━━━━━ DATA PROVIDED

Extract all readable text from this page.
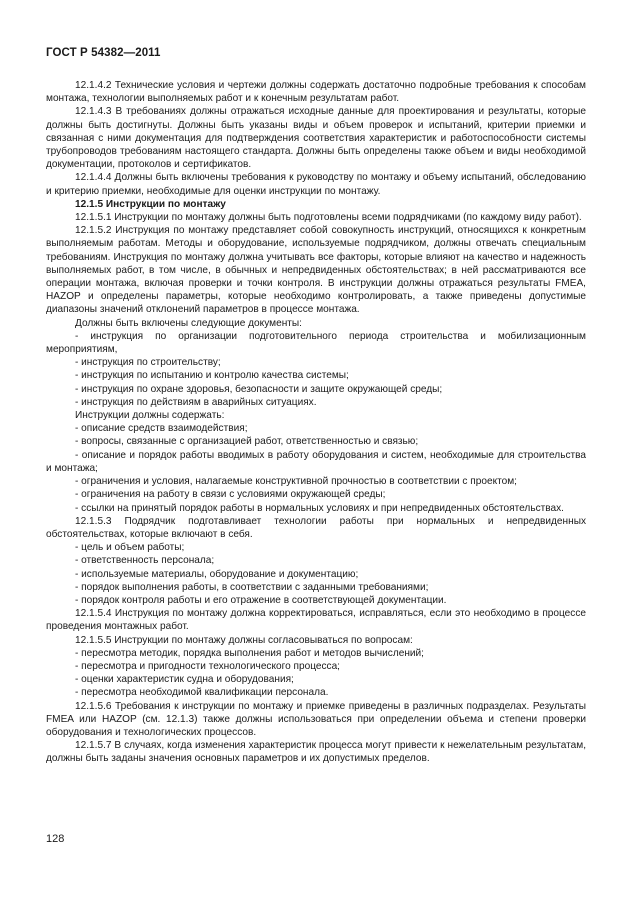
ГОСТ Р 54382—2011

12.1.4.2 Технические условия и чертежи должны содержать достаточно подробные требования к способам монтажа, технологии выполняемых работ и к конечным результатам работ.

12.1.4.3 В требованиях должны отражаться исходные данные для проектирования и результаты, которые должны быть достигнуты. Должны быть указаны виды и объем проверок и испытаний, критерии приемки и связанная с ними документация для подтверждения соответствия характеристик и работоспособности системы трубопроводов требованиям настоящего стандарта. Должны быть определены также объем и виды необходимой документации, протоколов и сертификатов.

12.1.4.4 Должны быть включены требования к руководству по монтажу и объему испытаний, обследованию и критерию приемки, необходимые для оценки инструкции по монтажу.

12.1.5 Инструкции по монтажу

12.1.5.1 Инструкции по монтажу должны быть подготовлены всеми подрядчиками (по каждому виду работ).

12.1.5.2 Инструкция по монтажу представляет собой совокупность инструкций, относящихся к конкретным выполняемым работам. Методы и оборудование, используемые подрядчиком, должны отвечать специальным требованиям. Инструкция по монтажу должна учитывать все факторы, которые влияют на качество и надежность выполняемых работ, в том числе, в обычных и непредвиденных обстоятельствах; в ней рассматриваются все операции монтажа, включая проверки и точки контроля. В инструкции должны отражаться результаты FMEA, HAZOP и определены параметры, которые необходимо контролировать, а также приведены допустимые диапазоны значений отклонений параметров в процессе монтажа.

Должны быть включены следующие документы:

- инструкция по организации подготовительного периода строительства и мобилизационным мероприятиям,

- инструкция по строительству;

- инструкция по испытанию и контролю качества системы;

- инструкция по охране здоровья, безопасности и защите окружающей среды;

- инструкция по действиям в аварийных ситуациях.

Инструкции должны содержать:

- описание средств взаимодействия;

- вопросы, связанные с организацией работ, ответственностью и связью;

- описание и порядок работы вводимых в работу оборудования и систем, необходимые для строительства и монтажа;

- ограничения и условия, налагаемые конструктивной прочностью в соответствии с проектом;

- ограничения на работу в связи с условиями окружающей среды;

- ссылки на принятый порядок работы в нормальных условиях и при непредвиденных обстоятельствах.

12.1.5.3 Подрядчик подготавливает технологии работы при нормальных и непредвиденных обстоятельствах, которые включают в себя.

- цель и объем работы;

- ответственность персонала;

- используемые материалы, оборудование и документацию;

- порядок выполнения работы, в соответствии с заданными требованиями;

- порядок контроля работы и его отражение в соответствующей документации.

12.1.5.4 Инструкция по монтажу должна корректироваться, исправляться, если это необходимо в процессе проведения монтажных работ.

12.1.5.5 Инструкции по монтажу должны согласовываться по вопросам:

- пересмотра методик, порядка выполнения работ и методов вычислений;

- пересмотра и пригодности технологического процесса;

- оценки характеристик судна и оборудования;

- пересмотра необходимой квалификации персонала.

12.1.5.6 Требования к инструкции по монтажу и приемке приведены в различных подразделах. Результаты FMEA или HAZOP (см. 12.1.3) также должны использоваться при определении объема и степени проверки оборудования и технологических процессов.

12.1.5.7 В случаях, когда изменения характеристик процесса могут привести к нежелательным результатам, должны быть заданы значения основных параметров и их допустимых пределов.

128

━━━━━━━━━━

WHAT THIS TASK INVOLVES
Copy every line in the listing above where the string "среды" turns up.

OUTPUT OF THE TASK
- инструкция по охране здоровья, безопасности и защите окружающей среды;
- ограничения на работу в связи с условиями окружающей среды;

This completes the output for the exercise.